- _Exercise_:
Copy the data from its first line up to and including the line with "candle-body (892, 175, 895, 191)", replacing "candle-body" with "candlestick body" and leaving everything else as it is.

* begin Input for this task *

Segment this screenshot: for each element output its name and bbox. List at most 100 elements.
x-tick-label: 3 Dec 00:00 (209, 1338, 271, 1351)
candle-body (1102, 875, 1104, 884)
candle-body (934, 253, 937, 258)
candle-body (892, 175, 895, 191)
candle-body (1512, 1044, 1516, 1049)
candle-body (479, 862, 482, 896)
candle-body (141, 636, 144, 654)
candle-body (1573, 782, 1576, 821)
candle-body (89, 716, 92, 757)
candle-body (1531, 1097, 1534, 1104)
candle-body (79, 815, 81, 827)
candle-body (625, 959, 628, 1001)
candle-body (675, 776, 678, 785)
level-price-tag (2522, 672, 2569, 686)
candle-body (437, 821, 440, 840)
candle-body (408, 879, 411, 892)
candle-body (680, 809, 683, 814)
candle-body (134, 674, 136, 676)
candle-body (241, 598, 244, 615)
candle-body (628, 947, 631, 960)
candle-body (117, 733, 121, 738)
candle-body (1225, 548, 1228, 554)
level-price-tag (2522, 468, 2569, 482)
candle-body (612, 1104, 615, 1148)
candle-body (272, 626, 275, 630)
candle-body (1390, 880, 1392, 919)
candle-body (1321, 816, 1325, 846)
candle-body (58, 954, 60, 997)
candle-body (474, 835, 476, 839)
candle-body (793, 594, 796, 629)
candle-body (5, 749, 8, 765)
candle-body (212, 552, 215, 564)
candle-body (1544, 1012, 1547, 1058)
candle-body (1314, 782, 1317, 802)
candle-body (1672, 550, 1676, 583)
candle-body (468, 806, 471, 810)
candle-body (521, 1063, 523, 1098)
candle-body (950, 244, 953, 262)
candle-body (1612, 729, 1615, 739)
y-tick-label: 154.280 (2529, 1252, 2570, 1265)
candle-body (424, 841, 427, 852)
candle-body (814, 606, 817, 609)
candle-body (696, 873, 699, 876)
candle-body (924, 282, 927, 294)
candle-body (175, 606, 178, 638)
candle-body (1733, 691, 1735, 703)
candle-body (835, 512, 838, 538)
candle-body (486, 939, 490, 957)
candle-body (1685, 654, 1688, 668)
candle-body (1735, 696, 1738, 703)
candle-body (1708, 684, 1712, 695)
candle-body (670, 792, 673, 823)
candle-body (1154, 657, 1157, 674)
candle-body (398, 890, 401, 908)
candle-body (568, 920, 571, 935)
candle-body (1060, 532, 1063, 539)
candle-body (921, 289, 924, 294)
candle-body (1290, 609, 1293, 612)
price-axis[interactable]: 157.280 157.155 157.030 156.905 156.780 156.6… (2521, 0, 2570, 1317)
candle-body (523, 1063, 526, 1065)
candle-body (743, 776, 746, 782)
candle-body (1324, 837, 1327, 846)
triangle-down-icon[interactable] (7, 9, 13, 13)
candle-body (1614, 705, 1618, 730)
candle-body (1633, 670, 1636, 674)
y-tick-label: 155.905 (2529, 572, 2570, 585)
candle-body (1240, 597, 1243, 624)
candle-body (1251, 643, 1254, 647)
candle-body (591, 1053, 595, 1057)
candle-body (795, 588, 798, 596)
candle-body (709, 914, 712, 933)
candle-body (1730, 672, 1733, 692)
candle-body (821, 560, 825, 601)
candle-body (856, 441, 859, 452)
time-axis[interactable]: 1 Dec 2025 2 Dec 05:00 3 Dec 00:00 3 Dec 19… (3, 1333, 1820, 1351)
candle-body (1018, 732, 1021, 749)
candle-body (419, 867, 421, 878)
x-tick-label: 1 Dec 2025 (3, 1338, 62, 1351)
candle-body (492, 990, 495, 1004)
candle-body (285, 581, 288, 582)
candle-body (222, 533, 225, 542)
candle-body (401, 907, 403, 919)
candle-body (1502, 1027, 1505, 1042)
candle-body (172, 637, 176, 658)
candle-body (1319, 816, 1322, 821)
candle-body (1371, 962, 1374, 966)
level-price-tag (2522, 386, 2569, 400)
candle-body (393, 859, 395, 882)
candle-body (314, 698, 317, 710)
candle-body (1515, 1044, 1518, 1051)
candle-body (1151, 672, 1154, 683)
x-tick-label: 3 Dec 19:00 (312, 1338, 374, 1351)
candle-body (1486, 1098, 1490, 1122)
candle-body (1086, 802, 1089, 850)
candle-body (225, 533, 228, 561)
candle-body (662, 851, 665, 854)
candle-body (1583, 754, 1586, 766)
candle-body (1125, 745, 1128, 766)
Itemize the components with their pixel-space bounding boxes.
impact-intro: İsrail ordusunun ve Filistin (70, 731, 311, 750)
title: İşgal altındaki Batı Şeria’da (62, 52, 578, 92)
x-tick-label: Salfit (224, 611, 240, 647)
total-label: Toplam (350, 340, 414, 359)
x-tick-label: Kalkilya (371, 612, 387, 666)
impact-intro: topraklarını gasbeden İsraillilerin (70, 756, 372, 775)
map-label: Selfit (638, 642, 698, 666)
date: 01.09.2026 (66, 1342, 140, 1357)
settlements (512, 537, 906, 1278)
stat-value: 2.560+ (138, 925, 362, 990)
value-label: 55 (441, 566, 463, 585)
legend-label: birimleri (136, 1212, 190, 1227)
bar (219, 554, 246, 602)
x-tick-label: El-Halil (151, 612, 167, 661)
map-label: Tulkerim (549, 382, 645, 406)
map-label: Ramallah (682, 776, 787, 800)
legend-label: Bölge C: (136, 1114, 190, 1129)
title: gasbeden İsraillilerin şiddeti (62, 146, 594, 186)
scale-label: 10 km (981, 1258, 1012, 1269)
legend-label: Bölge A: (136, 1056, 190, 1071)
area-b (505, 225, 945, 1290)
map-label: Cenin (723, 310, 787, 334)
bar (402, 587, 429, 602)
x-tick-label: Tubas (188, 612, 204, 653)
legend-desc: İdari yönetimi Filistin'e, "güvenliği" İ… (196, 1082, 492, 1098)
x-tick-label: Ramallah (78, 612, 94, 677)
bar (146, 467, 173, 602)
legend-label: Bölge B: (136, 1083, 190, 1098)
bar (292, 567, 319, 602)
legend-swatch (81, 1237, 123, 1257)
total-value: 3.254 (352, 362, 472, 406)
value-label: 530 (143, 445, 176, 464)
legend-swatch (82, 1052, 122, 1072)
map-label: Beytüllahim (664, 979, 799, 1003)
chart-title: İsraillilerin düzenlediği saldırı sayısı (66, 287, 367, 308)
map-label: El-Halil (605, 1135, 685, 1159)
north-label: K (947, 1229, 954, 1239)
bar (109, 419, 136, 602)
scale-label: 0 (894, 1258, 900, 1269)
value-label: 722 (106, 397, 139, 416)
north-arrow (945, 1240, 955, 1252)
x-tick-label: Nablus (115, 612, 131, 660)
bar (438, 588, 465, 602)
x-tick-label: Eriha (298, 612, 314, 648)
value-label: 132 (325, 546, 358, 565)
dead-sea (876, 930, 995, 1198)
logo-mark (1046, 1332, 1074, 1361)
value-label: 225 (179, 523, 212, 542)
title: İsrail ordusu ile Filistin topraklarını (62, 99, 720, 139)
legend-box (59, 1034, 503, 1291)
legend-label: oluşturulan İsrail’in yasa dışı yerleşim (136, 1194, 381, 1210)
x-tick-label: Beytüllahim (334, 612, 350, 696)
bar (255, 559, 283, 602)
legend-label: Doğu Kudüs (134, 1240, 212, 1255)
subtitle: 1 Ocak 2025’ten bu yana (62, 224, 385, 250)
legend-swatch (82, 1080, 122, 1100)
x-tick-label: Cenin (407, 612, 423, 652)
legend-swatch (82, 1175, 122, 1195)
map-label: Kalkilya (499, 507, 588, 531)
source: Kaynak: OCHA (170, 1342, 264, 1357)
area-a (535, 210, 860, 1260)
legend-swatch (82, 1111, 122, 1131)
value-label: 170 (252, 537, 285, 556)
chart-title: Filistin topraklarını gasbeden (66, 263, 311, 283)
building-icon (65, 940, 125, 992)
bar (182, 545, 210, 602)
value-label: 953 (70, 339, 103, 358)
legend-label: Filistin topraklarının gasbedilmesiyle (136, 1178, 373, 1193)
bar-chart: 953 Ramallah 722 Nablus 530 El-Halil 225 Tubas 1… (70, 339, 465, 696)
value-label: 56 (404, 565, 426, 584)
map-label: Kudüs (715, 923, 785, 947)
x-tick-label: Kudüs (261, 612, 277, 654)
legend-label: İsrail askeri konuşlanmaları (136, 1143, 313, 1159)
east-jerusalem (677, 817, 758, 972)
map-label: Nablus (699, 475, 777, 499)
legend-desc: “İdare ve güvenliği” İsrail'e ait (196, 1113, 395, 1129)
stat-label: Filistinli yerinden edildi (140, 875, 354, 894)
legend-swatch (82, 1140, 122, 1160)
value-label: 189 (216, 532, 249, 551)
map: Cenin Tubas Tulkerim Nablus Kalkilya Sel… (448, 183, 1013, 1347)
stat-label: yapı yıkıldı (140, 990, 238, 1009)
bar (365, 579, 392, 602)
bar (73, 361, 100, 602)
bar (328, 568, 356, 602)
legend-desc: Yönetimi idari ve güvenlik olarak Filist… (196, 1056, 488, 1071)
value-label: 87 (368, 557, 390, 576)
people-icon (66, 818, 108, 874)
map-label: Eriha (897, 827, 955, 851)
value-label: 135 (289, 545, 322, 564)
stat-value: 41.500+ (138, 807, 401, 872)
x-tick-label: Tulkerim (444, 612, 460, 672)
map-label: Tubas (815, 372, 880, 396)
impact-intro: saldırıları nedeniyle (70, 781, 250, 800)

* end Input for this task *

- _The result_:
Segment this screenshot: for each element output its name and bbox. List at most 100 elements.
x-tick-label: 3 Dec 00:00 (209, 1338, 271, 1351)
candlestick body (1102, 875, 1104, 884)
candlestick body (934, 253, 937, 258)
candlestick body (892, 175, 895, 191)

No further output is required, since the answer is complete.